======== Exercise input ========
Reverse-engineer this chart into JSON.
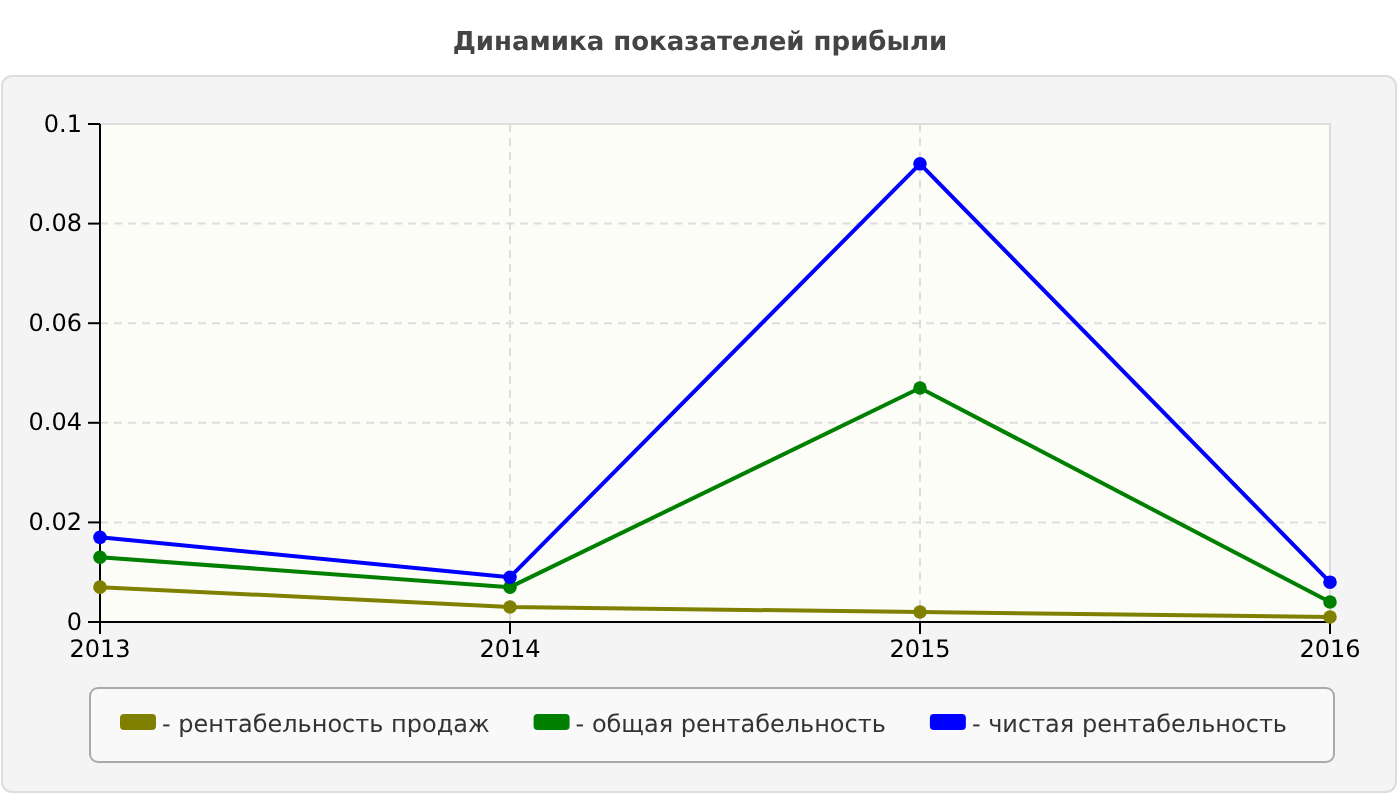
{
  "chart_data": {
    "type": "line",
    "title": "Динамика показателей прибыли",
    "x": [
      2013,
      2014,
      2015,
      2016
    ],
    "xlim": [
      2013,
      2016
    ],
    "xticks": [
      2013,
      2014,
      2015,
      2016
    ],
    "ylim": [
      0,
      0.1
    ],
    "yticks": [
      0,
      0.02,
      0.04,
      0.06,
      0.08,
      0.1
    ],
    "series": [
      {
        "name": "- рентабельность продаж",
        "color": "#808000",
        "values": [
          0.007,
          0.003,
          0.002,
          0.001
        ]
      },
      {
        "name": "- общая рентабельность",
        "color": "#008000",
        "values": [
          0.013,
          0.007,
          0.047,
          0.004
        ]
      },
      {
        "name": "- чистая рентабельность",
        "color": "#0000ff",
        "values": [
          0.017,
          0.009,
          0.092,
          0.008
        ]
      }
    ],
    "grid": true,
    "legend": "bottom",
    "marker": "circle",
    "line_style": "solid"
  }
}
========
======== Exercise input ========
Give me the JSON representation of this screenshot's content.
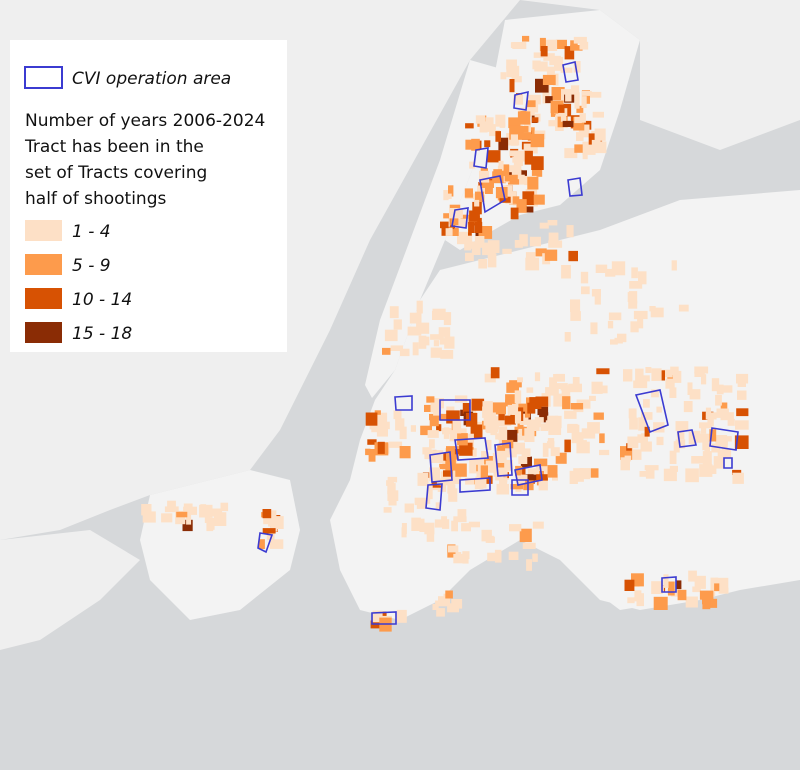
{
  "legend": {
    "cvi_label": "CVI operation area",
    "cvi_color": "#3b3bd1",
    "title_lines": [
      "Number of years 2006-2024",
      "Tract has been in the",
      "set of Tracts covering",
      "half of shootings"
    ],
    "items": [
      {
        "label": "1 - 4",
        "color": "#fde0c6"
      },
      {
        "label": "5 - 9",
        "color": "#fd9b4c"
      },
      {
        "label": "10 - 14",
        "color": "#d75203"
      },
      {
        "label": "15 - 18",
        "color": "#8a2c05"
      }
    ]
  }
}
========
======== Exercise input ========
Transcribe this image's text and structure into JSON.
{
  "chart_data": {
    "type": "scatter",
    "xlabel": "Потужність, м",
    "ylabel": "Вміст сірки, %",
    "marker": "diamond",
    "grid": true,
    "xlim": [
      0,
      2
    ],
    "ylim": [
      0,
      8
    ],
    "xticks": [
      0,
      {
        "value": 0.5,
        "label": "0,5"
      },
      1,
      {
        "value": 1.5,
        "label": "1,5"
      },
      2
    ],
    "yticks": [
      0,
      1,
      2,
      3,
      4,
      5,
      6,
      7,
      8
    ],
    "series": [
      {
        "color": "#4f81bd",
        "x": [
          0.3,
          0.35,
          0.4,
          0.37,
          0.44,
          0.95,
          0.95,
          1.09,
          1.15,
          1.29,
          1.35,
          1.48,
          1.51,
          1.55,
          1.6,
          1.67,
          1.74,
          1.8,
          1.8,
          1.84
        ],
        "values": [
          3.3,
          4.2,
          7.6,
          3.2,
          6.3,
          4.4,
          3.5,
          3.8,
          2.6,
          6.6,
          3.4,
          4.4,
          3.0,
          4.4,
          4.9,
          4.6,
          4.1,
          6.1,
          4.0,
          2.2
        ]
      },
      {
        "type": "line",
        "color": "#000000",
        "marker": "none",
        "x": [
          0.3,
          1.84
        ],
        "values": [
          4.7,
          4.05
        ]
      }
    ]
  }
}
========
__Short problem__
Return every line holding the word "this" from the records.

__Task output__
Reverse-engineer this chart into JSON.
Give me the JSON representation of this screenshot's content.
Transcribe this image's text and structure into JSON.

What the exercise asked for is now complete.